# Start of Material shown

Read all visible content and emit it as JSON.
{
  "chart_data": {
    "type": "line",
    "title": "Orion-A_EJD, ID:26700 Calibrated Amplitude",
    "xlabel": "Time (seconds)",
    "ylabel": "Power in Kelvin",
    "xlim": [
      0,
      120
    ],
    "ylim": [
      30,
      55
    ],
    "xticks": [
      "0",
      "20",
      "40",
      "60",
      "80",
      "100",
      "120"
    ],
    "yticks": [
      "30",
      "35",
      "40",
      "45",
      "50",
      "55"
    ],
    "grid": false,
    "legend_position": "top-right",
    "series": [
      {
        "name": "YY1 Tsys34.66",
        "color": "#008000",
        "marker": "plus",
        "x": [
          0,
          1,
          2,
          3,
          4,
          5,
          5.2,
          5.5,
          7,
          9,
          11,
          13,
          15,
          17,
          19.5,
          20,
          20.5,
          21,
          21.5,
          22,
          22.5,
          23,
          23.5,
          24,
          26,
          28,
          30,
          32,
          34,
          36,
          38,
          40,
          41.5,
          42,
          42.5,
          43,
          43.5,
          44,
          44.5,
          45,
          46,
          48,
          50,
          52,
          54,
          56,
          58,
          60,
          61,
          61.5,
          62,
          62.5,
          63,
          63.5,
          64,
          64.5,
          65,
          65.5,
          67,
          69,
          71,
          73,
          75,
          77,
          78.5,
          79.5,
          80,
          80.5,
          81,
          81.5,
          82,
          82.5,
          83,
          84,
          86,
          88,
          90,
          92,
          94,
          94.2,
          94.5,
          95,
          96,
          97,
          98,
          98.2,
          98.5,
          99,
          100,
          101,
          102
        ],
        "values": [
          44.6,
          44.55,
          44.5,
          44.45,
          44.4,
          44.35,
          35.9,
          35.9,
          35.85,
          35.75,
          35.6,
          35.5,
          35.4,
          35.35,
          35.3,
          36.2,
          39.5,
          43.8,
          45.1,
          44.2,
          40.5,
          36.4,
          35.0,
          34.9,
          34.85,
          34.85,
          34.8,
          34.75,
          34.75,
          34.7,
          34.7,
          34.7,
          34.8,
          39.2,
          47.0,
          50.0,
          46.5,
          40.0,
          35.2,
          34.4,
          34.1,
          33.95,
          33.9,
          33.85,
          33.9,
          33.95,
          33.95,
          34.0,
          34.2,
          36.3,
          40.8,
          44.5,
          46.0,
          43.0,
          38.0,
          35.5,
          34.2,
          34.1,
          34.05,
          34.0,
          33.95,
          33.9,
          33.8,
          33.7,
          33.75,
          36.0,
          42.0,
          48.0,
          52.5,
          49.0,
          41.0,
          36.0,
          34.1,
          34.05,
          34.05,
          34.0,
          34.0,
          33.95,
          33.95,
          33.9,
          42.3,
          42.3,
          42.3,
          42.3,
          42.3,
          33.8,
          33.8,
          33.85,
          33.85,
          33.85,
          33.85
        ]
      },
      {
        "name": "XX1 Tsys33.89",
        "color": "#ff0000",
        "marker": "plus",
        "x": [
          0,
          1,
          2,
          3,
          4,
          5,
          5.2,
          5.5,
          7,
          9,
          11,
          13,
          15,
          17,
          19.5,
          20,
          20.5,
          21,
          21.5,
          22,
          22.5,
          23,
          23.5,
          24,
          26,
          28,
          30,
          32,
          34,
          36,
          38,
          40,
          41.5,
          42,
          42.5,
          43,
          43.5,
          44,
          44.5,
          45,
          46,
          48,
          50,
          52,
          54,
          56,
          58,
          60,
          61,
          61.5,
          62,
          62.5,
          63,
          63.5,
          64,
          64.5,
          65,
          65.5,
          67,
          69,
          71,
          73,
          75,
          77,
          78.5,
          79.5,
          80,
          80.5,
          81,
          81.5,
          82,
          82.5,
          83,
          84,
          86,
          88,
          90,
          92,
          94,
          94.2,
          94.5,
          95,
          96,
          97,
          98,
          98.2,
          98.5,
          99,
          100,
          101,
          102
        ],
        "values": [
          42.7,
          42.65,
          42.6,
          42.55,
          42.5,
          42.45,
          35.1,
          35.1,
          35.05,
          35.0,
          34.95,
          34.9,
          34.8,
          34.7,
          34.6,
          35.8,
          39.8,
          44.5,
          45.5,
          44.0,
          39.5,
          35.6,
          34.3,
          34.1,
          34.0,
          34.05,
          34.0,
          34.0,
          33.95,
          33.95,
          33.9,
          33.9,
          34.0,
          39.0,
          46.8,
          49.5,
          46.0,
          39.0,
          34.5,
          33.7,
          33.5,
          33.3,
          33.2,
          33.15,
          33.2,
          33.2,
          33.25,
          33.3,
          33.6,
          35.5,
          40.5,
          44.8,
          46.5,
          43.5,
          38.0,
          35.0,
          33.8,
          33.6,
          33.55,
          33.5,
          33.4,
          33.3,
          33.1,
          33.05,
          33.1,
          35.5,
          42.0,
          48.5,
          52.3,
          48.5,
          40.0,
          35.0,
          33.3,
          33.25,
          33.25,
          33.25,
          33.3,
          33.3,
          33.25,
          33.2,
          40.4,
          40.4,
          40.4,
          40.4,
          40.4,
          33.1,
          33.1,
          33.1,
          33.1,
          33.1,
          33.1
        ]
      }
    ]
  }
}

# End of Material shown

**Exercise details:** Write out the data exactly as it stands.

**Exercise answer:**
Read all visible content and emit it as JSON.
{
  "chart_data": {
    "type": "line",
    "title": "Orion-A_EJD, ID:26700 Calibrated Amplitude",
    "xlabel": "Time (seconds)",
    "ylabel": "Power in Kelvin",
    "xlim": [
      0,
      120
    ],
    "ylim": [
      30,
      55
    ],
    "xticks": [
      "0",
      "20",
      "40",
      "60",
      "80",
      "100",
      "120"
    ],
    "yticks": [
      "30",
      "35",
      "40",
      "45",
      "50",
      "55"
    ],
    "grid": false,
    "legend_position": "top-right",
    "series": [
      {
        "name": "YY1 Tsys34.66",
        "color": "#008000",
        "marker": "plus",
        "x": [
          0,
          1,
          2,
          3,
          4,
          5,
          5.2,
          5.5,
          7,
          9,
          11,
          13,
          15,
          17,
          19.5,
          20,
          20.5,
          21,
          21.5,
          22,
          22.5,
          23,
          23.5,
          24,
          26,
          28,
          30,
          32,
          34,
          36,
          38,
          40,
          41.5,
          42,
          42.5,
          43,
          43.5,
          44,
          44.5,
          45,
          46,
          48,
          50,
          52,
          54,
          56,
          58,
          60,
          61,
          61.5,
          62,
          62.5,
          63,
          63.5,
          64,
          64.5,
          65,
          65.5,
          67,
          69,
          71,
          73,
          75,
          77,
          78.5,
          79.5,
          80,
          80.5,
          81,
          81.5,
          82,
          82.5,
          83,
          84,
          86,
          88,
          90,
          92,
          94,
          94.2,
          94.5,
          95,
          96,
          97,
          98,
          98.2,
          98.5,
          99,
          100,
          101,
          102
        ],
        "values": [
          44.6,
          44.55,
          44.5,
          44.45,
          44.4,
          44.35,
          35.9,
          35.9,
          35.85,
          35.75,
          35.6,
          35.5,
          35.4,
          35.35,
          35.3,
          36.2,
          39.5,
          43.8,
          45.1,
          44.2,
          40.5,
          36.4,
          35.0,
          34.9,
          34.85,
          34.85,
          34.8,
          34.75,
          34.75,
          34.7,
          34.7,
          34.7,
          34.8,
          39.2,
          47.0,
          50.0,
          46.5,
          40.0,
          35.2,
          34.4,
          34.1,
          33.95,
          33.9,
          33.85,
          33.9,
          33.95,
          33.95,
          34.0,
          34.2,
          36.3,
          40.8,
          44.5,
          46.0,
          43.0,
          38.0,
          35.5,
          34.2,
          34.1,
          34.05,
          34.0,
          33.95,
          33.9,
          33.8,
          33.7,
          33.75,
          36.0,
          42.0,
          48.0,
          52.5,
          49.0,
          41.0,
          36.0,
          34.1,
          34.05,
          34.05,
          34.0,
          34.0,
          33.95,
          33.95,
          33.9,
          42.3,
          42.3,
          42.3,
          42.3,
          42.3,
          33.8,
          33.8,
          33.85,
          33.85,
          33.85,
          33.85
        ]
      },
      {
        "name": "XX1 Tsys33.89",
        "color": "#ff0000",
        "marker": "plus",
        "x": [
          0,
          1,
          2,
          3,
          4,
          5,
          5.2,
          5.5,
          7,
          9,
          11,
          13,
          15,
          17,
          19.5,
          20,
          20.5,
          21,
          21.5,
          22,
          22.5,
          23,
          23.5,
          24,
          26,
          28,
          30,
          32,
          34,
          36,
          38,
          40,
          41.5,
          42,
          42.5,
          43,
          43.5,
          44,
          44.5,
          45,
          46,
          48,
          50,
          52,
          54,
          56,
          58,
          60,
          61,
          61.5,
          62,
          62.5,
          63,
          63.5,
          64,
          64.5,
          65,
          65.5,
          67,
          69,
          71,
          73,
          75,
          77,
          78.5,
          79.5,
          80,
          80.5,
          81,
          81.5,
          82,
          82.5,
          83,
          84,
          86,
          88,
          90,
          92,
          94,
          94.2,
          94.5,
          95,
          96,
          97,
          98,
          98.2,
          98.5,
          99,
          100,
          101,
          102
        ],
        "values": [
          42.7,
          42.65,
          42.6,
          42.55,
          42.5,
          42.45,
          35.1,
          35.1,
          35.05,
          35.0,
          34.95,
          34.9,
          34.8,
          34.7,
          34.6,
          35.8,
          39.8,
          44.5,
          45.5,
          44.0,
          39.5,
          35.6,
          34.3,
          34.1,
          34.0,
          34.05,
          34.0,
          34.0,
          33.95,
          33.95,
          33.9,
          33.9,
          34.0,
          39.0,
          46.8,
          49.5,
          46.0,
          39.0,
          34.5,
          33.7,
          33.5,
          33.3,
          33.2,
          33.15,
          33.2,
          33.2,
          33.25,
          33.3,
          33.6,
          35.5,
          40.5,
          44.8,
          46.5,
          43.5,
          38.0,
          35.0,
          33.8,
          33.6,
          33.55,
          33.5,
          33.4,
          33.3,
          33.1,
          33.05,
          33.1,
          35.5,
          42.0,
          48.5,
          52.3,
          48.5,
          40.0,
          35.0,
          33.3,
          33.25,
          33.25,
          33.25,
          33.3,
          33.3,
          33.25,
          33.2,
          40.4,
          40.4,
          40.4,
          40.4,
          40.4,
          33.1,
          33.1,
          33.1,
          33.1,
          33.1,
          33.1
        ]
      }
    ]
  }
}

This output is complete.